▸ **Data records**
## Begin

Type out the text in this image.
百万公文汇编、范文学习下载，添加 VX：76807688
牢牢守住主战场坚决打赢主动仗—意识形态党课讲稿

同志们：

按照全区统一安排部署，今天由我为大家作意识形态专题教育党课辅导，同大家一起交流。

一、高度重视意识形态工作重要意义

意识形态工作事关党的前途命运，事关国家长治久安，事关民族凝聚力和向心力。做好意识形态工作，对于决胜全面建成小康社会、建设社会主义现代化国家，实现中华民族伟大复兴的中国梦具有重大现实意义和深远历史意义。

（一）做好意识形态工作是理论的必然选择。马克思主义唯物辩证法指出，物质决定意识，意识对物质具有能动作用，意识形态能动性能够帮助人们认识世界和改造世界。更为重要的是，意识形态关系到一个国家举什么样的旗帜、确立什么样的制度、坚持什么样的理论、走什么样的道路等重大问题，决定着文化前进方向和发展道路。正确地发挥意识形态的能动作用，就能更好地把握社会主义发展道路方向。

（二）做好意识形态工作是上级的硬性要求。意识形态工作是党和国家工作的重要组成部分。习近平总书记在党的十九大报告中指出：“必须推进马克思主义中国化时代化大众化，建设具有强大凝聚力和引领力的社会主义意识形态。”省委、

## End

▸ **Your task**
Produce an exact copy of all the records.

▸ **Final result**
Type out the text in this image.
百万公文汇编、范文学习下载，添加 VX：76807688
牢牢守住主战场坚决打赢主动仗—意识形态党课讲稿

同志们：

按照全区统一安排部署，今天由我为大家作意识形态专题教育党课辅导，同大家一起交流。

一、高度重视意识形态工作重要意义

意识形态工作事关党的前途命运，事关国家长治久安，事关民族凝聚力和向心力。做好意识形态工作，对于决胜全面建成小康社会、建设社会主义现代化国家，实现中华民族伟大复兴的中国梦具有重大现实意义和深远历史意义。

（一）做好意识形态工作是理论的必然选择。马克思主义唯物辩证法指出，物质决定意识，意识对物质具有能动作用，意识形态能动性能够帮助人们认识世界和改造世界。更为重要的是，意识形态关系到一个国家举什么样的旗帜、确立什么样的制度、坚持什么样的理论、走什么样的道路等重大问题，决定着文化前进方向和发展道路。正确地发挥意识形态的能动作用，就能更好地把握社会主义发展道路方向。

（二）做好意识形态工作是上级的硬性要求。意识形态工作是党和国家工作的重要组成部分。习近平总书记在党的十九大报告中指出：“必须推进马克思主义中国化时代化大众化，建设具有强大凝聚力和引领力的社会主义意识形态。”省委、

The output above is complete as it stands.